## WRITTEN REQUEST
Using the review of Cursed Films below, decide whether each statement agrees with it, answering yes or no and quoting the words from the review that settle it: (a) the episode on The Exorcist spends a lot of time on a supposed real-life exorcist; (b) the series has a great deal of filler; (c) Michael Berryman talks about working on The Omen.

## PASSAGE GIVEN
"""
Each instalment is a bite-sized morsel, giving an overview of the main controversies and stories attached to each feature, and managing – for the most part – to pack in a considerable amount of detail into such a relatively slight runtime. In fact, some of the subjects could probably warrant feature length documentaries all of their own, so credit must go to Cheel for ensuring the majority of the episodes stand up on their own merits, and leave the viewer feeling satisfied and informed, without skimping on material. There is even space at times to go off on some related tangents, giving greater context to the topic of each chapter in the series.
When discussing The Omen, for example, there is discussion of just what a curse really is, tracing it back from an historical perspective, and linking it to various occult beliefs. This does help to focus the mind greatly for the other four episodes, as the particular nature of each film’s ‘curse’ does actually vary, sometimes quite significantly. Some of it all comes down to superstition, or an unwillingness to ascribe certain events to nothing more than pure coincidence, and some arguments being offered in favour of a ‘curse’ are more compelling than others. A reasonable amount of debunking is also carried out throughout the series, rebutting some of the wilder or more outlandish theories or scuttlebutt.
The only time that Cursed Films goes rather too far off piste is in its examination of The Exorcist, when rather too much focus is placed on looking at the exploits of a supposed real-life exorcist, whose credibility gets chipped away gradually throughout. As interesting as this may be, it still feels better suited to a standalone documentary feature on that topic, as opposed to taking valuable minutes away from recounting the actual tales lying behind the making of the movie itself. However, this diversion is thankfully a minor bump in the road, which manages not to distract or divert too much from the overall quality of the series as a whole, which contains so little that could be considered mere filler.
What runs strongly throughout Cursed Films is a study of the nature of human belief systems, and the various situations or circumstances which can lead to rational people jumping to all manner of conclusions. Some of the stories being told here are the results of accidents, resulting from human error or misjudgement, but Cheel’s narrative makes us see just how comforting it can be to think that these instances stem from the hands of a higher power, rather than just being ascribed to chance or misfortune. As such, Cursed Films often ends up going far deeper than you might expect, or in a different and unexpected direction, and is consequently all the better for it, rather than being a ghoulish onlooker rubbernecking at real human losses.
Another strength of Cursed Films is its judicious use of the interview subjects chosen to talk about the featured flicks, such as the late director Richard Donner, actress Linda Blair, and – in a true highlight – horror icon Michael Berryman, who speaks in such a thoughtful and considered way about his experience of working on The Crow, and laying bare the true cost of mythologising awful tragedies at the expense of those involved. One important thing that can be taken away from this is you need not particularly be a horror fan in order to get something out of Cursed Films, and this series proves to be both intelligent and thought-provoking.
Cursed Films is out on Blu-ray on 27th February from Acorn Media.
"""
## SUPPLIED DATA
"""
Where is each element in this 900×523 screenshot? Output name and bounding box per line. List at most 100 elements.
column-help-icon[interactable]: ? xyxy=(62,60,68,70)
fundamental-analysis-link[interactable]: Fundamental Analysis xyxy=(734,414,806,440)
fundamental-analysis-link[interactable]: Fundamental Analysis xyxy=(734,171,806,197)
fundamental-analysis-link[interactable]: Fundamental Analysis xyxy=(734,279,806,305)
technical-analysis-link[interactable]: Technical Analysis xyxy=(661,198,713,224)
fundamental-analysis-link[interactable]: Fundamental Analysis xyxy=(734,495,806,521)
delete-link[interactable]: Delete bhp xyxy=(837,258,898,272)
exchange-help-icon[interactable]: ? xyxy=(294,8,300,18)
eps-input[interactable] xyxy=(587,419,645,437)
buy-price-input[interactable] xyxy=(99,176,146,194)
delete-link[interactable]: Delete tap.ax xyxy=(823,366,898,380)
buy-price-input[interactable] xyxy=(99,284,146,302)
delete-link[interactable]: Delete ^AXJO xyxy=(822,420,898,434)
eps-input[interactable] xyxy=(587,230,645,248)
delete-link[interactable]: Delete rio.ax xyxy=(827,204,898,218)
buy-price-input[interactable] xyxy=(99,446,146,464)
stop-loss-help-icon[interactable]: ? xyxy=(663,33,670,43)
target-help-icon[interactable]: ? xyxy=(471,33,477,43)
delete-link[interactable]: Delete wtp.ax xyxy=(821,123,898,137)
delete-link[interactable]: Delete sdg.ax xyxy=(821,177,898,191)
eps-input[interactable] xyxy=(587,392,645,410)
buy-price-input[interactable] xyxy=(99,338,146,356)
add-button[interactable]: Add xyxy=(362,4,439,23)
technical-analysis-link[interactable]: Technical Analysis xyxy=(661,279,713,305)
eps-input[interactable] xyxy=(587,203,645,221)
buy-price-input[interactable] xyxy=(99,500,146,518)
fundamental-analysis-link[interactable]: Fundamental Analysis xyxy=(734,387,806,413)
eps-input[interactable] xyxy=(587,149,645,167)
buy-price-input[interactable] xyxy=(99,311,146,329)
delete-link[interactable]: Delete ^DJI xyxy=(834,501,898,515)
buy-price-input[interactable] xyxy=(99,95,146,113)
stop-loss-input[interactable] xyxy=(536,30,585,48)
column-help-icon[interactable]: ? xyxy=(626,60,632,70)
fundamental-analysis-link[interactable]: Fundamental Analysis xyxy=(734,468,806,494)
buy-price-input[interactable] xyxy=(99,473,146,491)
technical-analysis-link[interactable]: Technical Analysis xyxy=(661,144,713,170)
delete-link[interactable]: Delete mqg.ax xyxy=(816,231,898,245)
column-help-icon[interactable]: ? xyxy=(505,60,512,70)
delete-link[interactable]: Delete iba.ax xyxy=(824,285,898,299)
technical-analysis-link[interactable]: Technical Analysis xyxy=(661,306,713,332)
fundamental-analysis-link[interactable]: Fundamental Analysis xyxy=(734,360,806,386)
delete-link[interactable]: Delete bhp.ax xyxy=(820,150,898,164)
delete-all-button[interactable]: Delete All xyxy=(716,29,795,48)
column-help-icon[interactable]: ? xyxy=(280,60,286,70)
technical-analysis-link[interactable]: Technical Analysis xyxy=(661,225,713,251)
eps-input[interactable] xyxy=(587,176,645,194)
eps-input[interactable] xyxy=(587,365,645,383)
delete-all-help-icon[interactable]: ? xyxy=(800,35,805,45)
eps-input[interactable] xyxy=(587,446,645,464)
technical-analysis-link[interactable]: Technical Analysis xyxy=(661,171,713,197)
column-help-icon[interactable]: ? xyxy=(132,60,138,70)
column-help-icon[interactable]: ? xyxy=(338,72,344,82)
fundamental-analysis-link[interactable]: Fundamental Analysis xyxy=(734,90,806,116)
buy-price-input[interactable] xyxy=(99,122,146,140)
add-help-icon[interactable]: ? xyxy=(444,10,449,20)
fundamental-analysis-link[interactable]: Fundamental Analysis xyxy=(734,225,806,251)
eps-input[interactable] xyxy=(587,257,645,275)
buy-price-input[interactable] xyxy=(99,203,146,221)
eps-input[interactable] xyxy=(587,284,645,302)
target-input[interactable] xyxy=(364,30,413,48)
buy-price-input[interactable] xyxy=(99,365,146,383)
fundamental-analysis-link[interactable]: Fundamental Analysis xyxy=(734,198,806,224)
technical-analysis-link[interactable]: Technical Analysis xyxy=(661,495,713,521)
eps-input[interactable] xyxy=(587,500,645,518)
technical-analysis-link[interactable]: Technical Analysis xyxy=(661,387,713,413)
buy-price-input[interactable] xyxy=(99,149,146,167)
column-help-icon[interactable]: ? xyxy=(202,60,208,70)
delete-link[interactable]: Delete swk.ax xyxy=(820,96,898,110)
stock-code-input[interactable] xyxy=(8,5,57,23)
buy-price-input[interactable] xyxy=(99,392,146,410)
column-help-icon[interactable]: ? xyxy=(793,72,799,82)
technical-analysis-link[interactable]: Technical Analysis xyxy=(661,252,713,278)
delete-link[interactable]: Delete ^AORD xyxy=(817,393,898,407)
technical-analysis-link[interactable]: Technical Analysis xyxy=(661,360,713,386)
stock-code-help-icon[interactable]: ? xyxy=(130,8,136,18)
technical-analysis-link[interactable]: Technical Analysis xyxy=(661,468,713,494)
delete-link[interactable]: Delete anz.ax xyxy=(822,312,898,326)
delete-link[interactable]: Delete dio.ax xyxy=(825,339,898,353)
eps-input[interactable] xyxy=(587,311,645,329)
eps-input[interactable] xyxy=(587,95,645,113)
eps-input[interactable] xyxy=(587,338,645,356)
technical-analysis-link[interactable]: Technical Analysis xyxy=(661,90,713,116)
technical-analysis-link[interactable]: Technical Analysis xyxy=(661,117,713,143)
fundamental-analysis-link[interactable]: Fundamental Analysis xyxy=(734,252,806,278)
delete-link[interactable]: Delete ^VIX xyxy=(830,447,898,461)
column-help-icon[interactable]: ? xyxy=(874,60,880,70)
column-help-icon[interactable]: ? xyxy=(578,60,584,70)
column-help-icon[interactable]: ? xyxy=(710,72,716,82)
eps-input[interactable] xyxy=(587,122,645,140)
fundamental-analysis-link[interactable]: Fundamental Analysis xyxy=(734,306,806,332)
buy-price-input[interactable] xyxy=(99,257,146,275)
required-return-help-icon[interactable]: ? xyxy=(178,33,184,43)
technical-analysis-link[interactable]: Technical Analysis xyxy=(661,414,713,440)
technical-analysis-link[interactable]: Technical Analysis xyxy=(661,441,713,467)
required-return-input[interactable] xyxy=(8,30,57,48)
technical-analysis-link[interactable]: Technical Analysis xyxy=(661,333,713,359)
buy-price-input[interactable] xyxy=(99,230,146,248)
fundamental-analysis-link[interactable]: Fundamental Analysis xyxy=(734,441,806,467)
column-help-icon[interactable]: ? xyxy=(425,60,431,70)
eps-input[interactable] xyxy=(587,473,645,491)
"""
## EXPECTED ANSWER
(a) Yes: "rather too much focus is placed on looking at the exploits of a supposed real-life exorcist"
(b) No: "which contains so little that could be considered mere filler"
(c) No: "who speaks in such a thoughtful and considered way about his experience of working on The Crow"